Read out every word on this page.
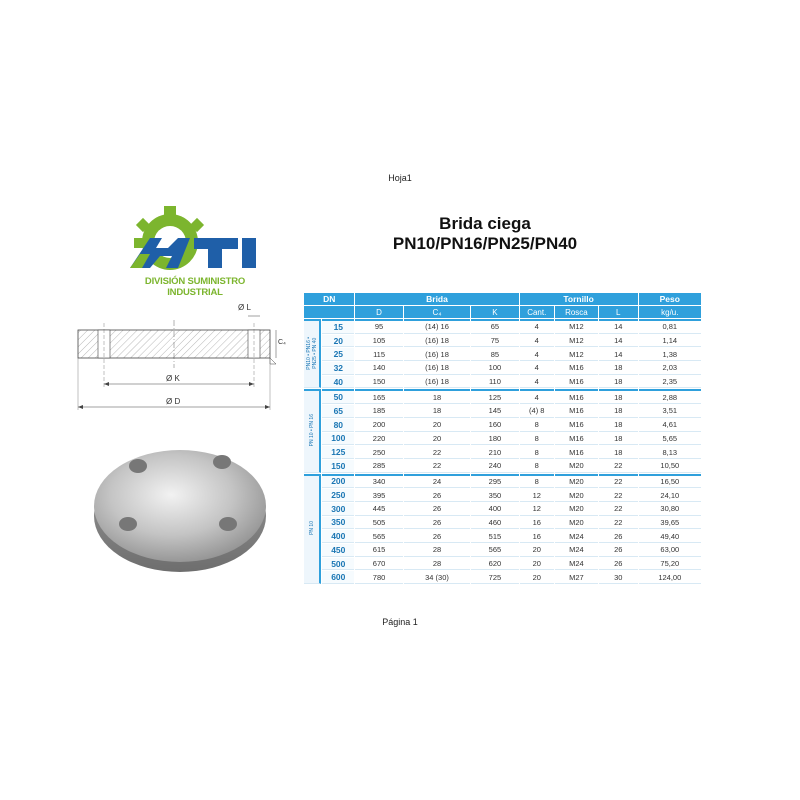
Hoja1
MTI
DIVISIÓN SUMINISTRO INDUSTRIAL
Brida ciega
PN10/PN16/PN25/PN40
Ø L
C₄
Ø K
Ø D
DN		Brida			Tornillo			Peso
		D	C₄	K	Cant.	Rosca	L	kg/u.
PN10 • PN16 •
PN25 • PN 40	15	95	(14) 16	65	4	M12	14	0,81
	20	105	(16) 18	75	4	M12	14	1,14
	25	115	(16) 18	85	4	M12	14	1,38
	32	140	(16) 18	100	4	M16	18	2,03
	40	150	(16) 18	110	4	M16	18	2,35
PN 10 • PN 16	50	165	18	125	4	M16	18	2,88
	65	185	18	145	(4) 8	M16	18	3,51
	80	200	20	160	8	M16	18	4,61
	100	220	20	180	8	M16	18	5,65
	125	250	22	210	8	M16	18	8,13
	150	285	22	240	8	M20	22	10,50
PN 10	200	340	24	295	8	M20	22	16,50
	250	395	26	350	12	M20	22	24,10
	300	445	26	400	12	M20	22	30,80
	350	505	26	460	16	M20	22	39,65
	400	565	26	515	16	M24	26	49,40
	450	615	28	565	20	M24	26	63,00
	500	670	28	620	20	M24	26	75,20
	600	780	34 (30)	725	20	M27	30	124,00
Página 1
· · · · · · ·
- Written task:
Transcribe all of the records above character for character. Exclude the pictures.

- Exercise output:
Read out every word on this page.
Hoja1
MTI
DIVISIÓN SUMINISTRO INDUSTRIAL
Brida ciega
PN10/PN16/PN25/PN40
Ø L
C₄
Ø K
Ø D
DN		Brida			Tornillo			Peso
		D	C₄	K	Cant.	Rosca	L	kg/u.
PN10 • PN16 •
PN25 • PN 40	15	95	(14) 16	65	4	M12	14	0,81
	20	105	(16) 18	75	4	M12	14	1,14
	25	115	(16) 18	85	4	M12	14	1,38
	32	140	(16) 18	100	4	M16	18	2,03
	40	150	(16) 18	110	4	M16	18	2,35
PN 10 • PN 16	50	165	18	125	4	M16	18	2,88
	65	185	18	145	(4) 8	M16	18	3,51
	80	200	20	160	8	M16	18	4,61
	100	220	20	180	8	M16	18	5,65
	125	250	22	210	8	M16	18	8,13
	150	285	22	240	8	M20	22	10,50
PN 10	200	340	24	295	8	M20	22	16,50
	250	395	26	350	12	M20	22	24,10
	300	445	26	400	12	M20	22	30,80
	350	505	26	460	16	M20	22	39,65
	400	565	26	515	16	M24	26	49,40
	450	615	28	565	20	M24	26	63,00
	500	670	28	620	20	M24	26	75,20
	600	780	34 (30)	725	20	M27	30	124,00
Página 1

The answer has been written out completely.